__Task requirements__:
Locate every line in the records below that contains the word "languages", and copy each one.

───── Dataset rows

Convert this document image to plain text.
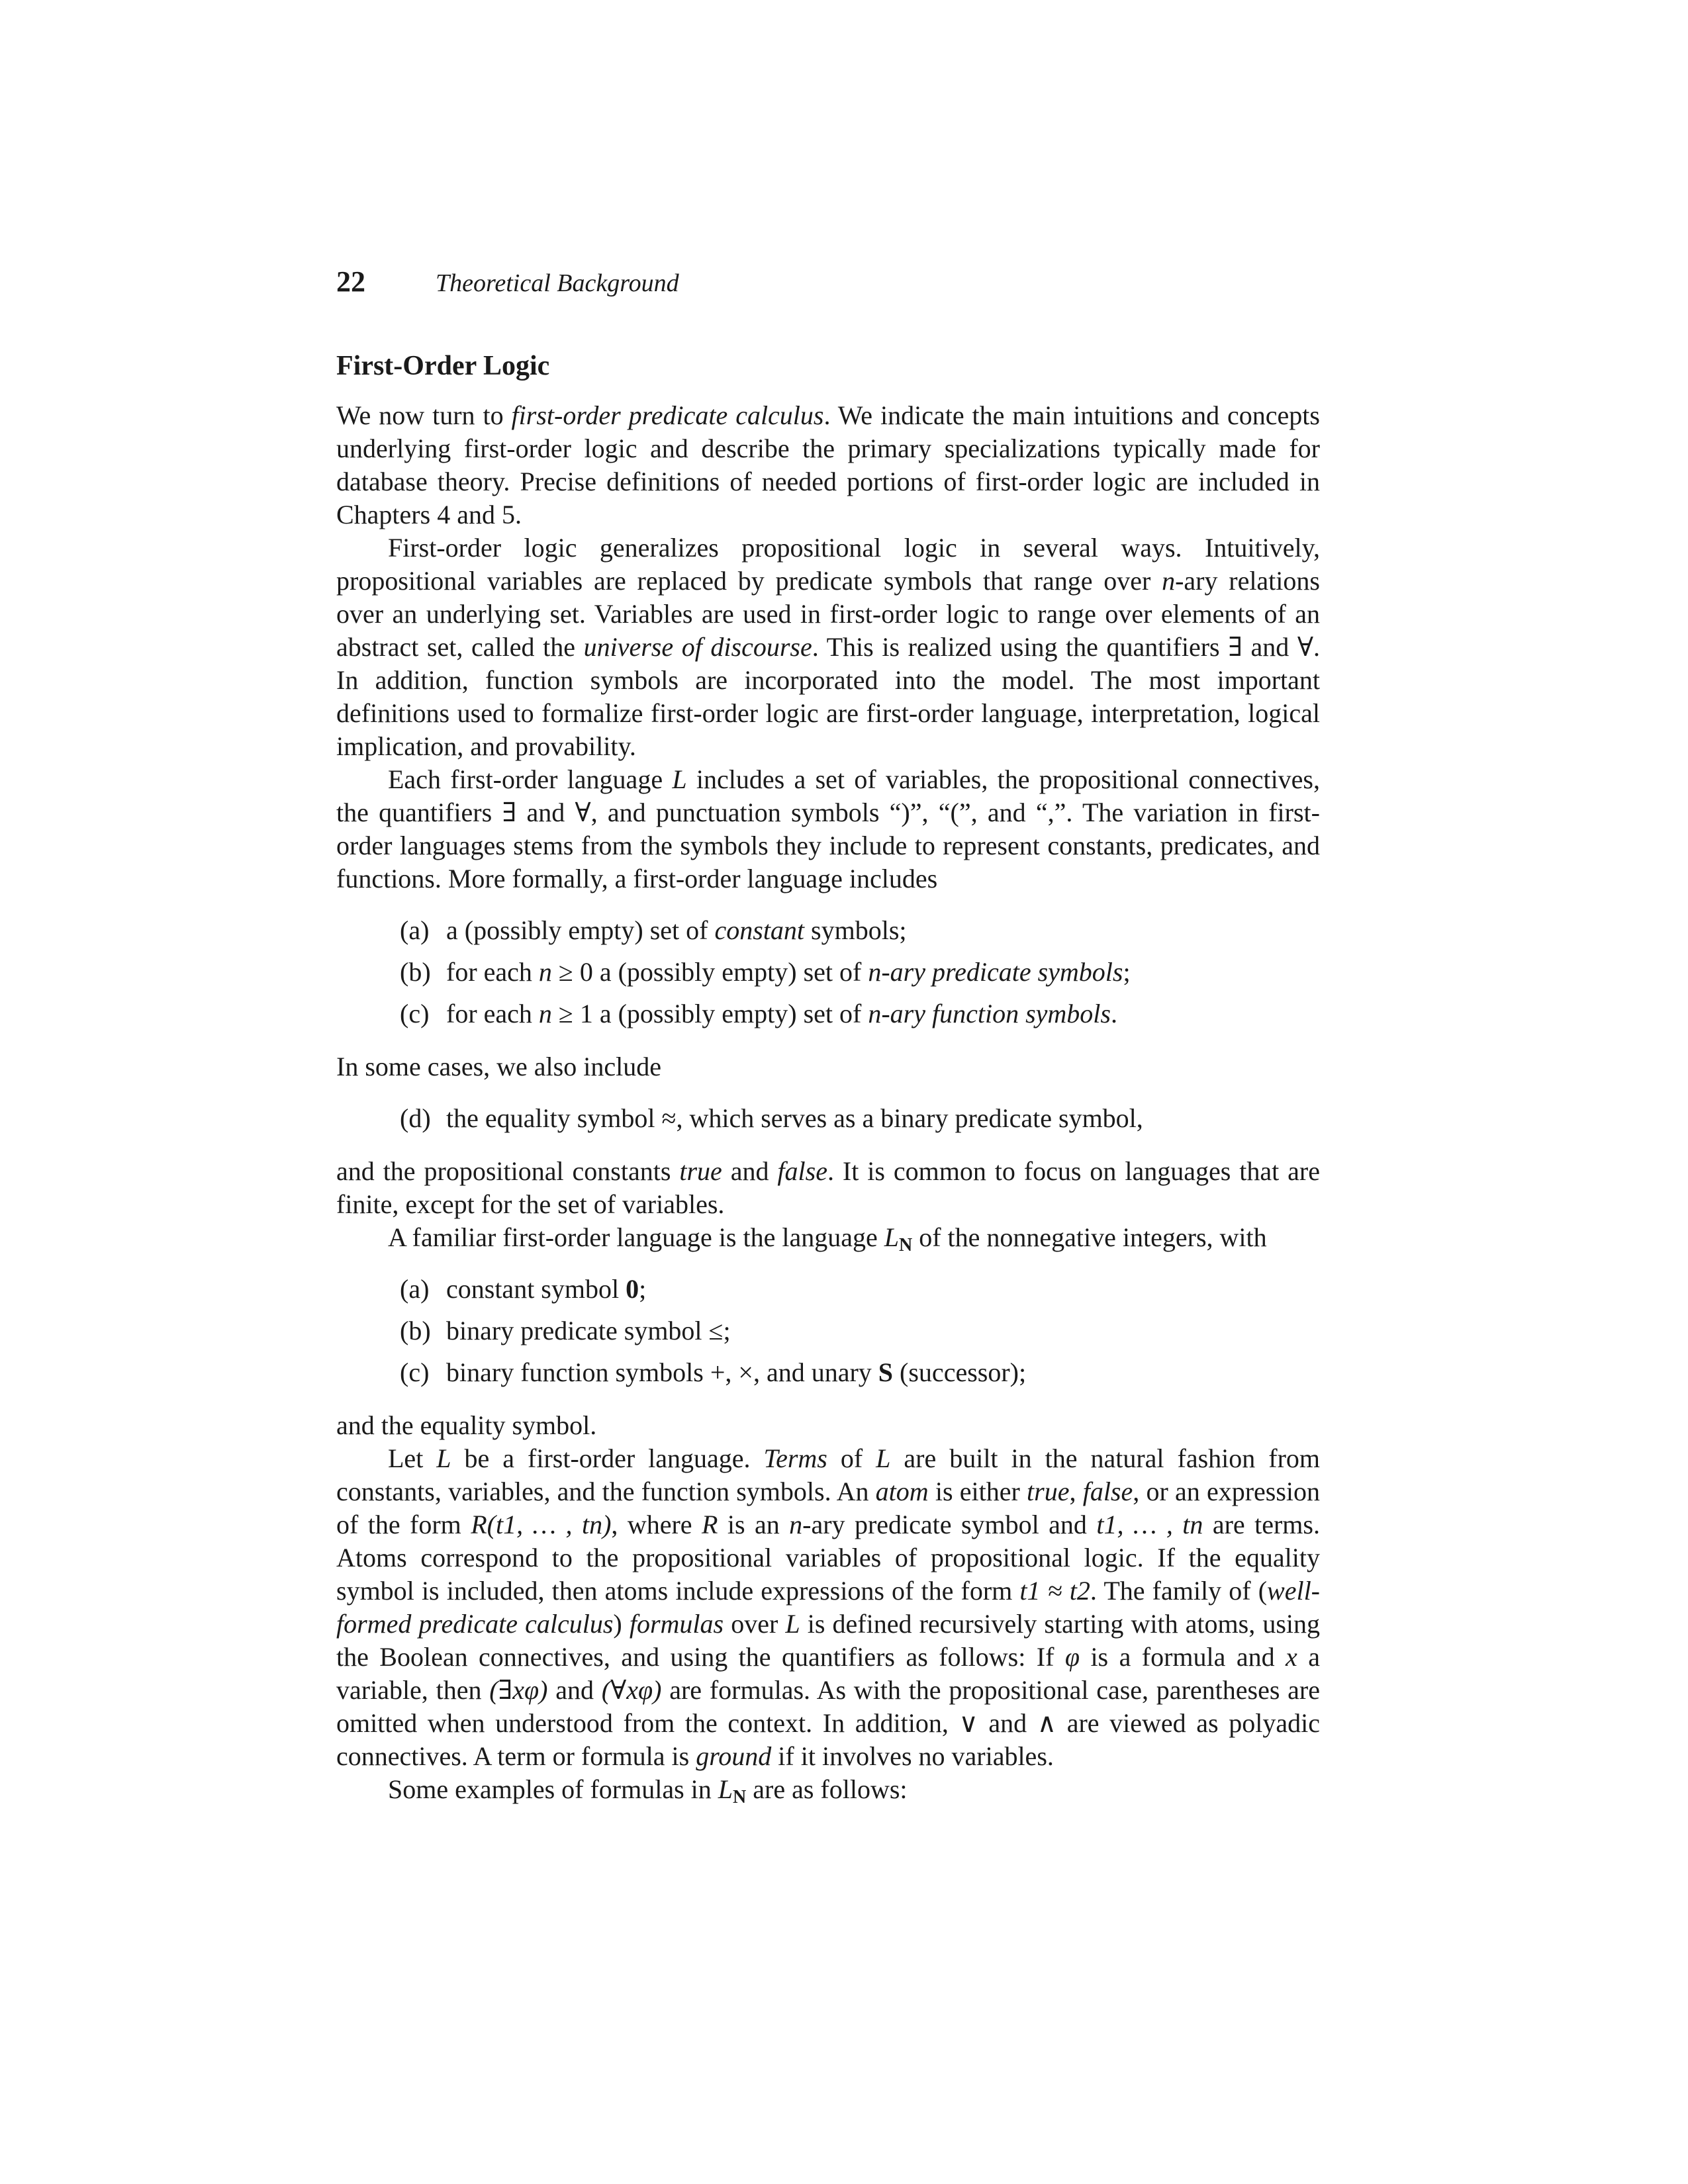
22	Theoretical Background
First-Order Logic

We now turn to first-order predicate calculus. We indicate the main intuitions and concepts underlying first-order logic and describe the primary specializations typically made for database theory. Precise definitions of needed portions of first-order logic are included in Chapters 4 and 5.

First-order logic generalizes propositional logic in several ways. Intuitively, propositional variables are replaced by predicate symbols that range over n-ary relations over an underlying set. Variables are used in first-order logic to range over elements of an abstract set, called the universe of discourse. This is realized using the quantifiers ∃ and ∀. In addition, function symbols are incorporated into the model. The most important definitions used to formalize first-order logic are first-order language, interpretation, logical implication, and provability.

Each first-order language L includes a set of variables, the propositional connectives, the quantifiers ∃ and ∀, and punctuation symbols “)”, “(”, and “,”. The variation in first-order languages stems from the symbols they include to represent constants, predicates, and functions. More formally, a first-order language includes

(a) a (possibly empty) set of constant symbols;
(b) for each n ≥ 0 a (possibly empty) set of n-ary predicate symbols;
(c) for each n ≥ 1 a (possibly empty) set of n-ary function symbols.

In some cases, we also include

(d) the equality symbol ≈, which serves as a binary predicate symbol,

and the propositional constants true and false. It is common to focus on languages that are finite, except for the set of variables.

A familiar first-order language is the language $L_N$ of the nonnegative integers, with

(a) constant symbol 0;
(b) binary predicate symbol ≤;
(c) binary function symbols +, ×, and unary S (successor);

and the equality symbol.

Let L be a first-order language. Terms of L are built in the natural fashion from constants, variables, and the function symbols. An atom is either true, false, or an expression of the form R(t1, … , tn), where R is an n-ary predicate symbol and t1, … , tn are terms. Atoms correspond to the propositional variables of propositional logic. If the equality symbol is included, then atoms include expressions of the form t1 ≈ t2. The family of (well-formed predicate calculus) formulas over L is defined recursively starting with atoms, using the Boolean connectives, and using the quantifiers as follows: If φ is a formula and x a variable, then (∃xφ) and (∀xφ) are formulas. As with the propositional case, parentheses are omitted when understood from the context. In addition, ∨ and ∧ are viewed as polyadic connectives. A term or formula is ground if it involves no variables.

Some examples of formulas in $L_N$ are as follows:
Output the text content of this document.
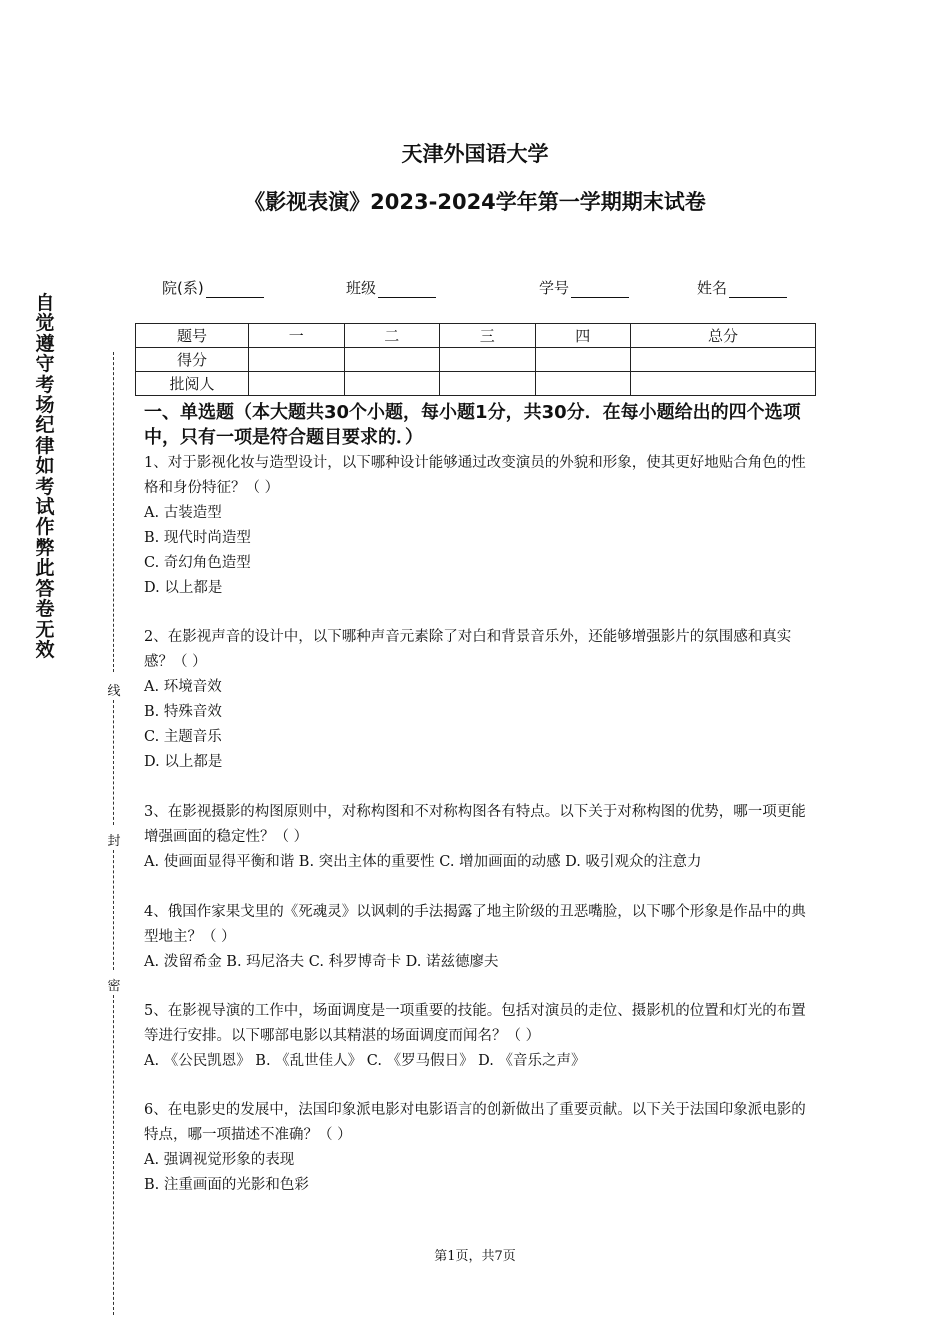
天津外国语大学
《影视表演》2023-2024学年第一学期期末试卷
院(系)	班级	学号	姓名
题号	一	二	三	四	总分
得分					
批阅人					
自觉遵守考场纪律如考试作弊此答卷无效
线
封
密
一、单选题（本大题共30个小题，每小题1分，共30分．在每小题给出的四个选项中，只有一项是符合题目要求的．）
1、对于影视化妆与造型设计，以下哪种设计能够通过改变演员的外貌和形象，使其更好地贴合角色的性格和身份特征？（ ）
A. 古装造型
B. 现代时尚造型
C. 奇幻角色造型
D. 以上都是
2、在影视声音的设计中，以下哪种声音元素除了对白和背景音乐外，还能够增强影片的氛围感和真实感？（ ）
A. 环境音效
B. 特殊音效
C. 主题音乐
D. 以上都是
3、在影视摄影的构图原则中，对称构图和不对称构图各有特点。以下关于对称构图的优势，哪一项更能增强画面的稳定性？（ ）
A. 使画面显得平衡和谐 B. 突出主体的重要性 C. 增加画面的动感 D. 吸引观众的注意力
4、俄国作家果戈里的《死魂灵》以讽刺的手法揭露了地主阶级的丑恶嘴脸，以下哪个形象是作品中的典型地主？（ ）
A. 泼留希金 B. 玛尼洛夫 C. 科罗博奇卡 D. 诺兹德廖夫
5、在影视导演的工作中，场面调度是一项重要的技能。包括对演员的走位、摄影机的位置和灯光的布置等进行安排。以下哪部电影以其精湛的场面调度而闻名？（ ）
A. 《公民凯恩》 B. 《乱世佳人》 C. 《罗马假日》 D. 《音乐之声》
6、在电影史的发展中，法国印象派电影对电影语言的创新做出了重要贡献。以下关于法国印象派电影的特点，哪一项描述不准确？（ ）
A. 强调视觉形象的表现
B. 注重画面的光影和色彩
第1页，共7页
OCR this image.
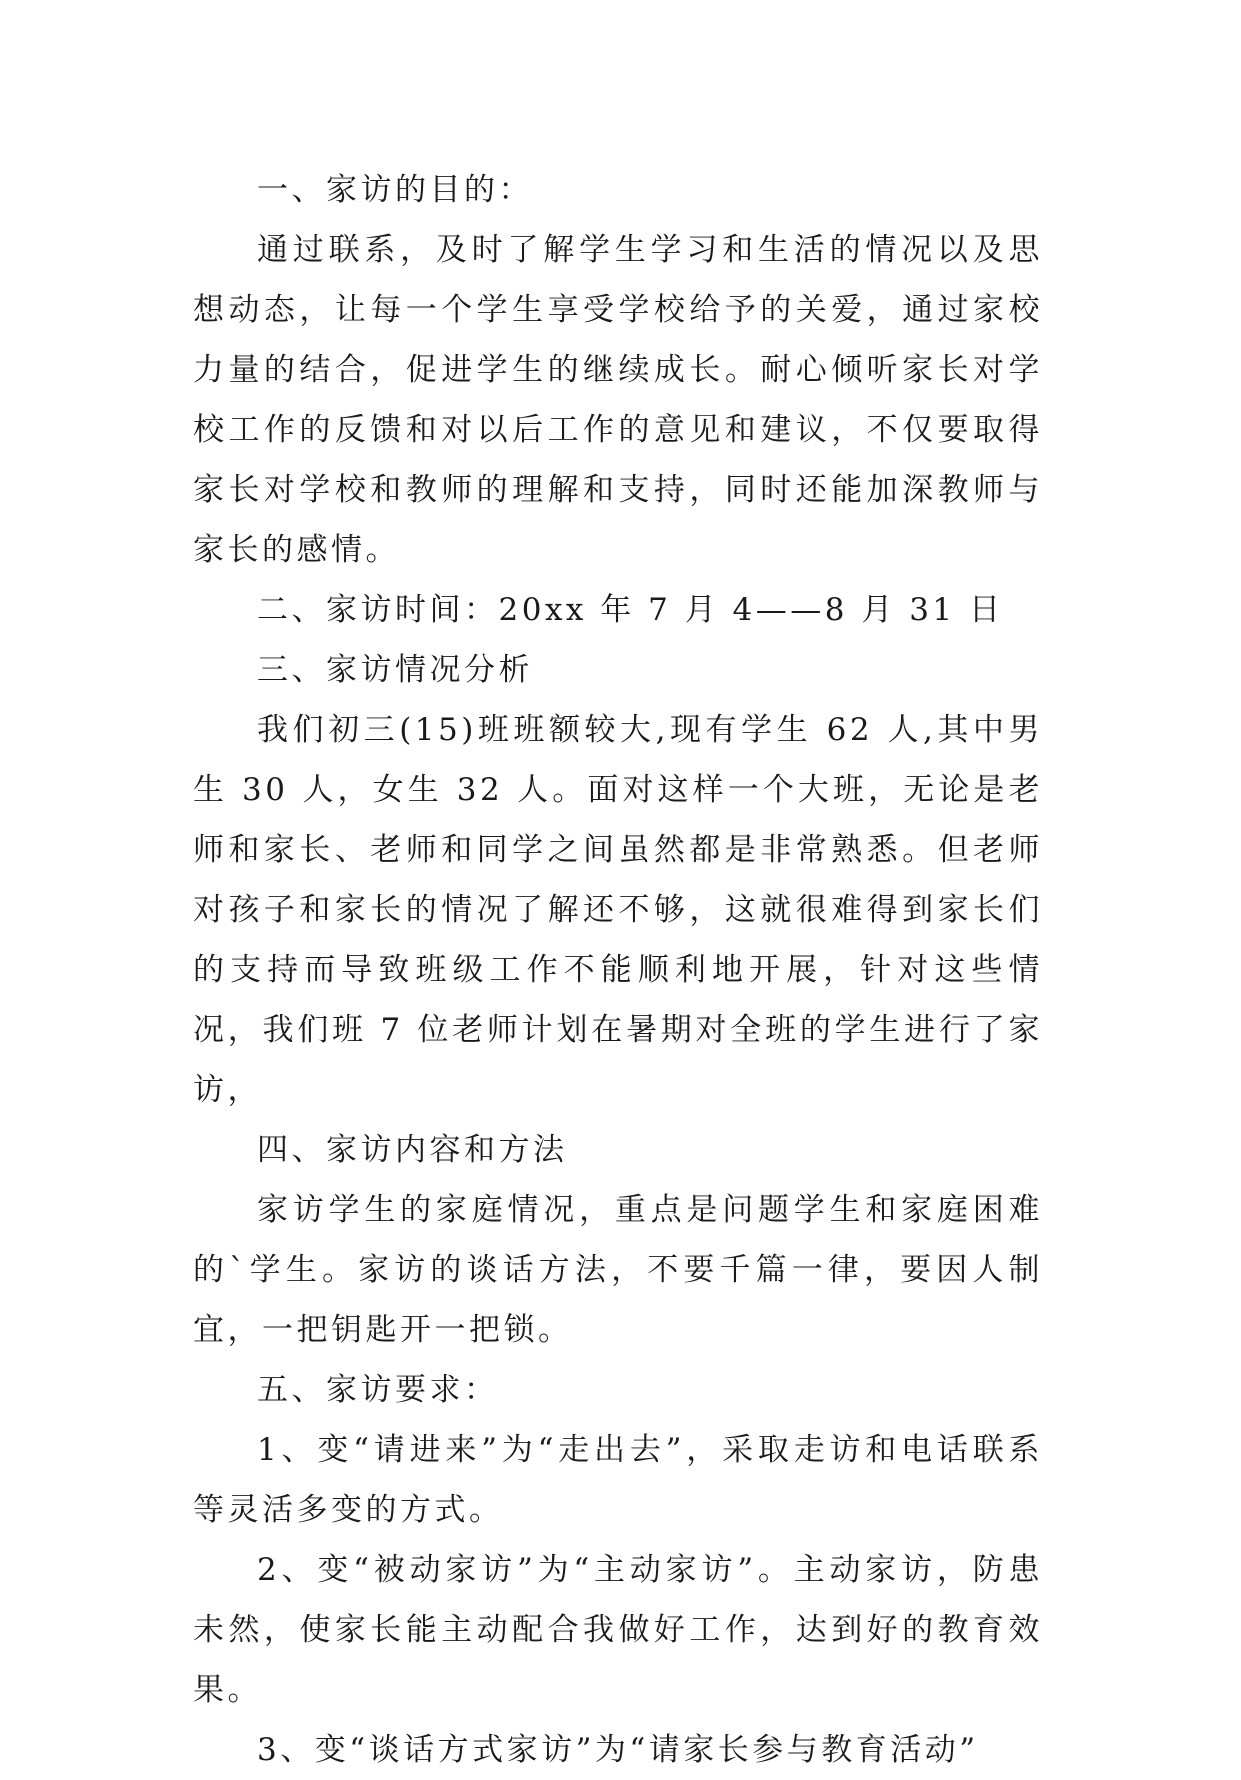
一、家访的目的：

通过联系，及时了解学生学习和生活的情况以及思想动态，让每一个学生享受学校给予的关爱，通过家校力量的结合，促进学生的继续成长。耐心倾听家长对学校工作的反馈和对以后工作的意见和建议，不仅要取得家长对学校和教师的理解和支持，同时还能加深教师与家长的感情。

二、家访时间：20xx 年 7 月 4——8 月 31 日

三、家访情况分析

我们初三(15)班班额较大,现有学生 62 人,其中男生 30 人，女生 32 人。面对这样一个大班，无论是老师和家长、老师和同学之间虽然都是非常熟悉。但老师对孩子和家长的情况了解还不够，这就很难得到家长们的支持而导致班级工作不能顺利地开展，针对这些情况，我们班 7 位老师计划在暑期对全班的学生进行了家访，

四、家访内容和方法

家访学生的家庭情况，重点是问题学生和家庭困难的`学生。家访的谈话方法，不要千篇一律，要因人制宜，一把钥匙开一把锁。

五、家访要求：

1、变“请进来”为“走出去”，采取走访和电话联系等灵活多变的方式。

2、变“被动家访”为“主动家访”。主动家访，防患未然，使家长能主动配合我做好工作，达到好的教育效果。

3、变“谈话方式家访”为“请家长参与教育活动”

──────────

__Response to this exercise__:
Each first-order language L includes a set of variables, the propositional connectives, the quantifiers ∃ and ∀, and punctuation symbols “)”, “(”, and “,”. The variation in first-order languages stems from the symbols they include to represent constants, predicates, and functions. More formally, a first-order language includes
and the propositional constants true and false. It is common to focus on languages that are finite, except for the set of variables.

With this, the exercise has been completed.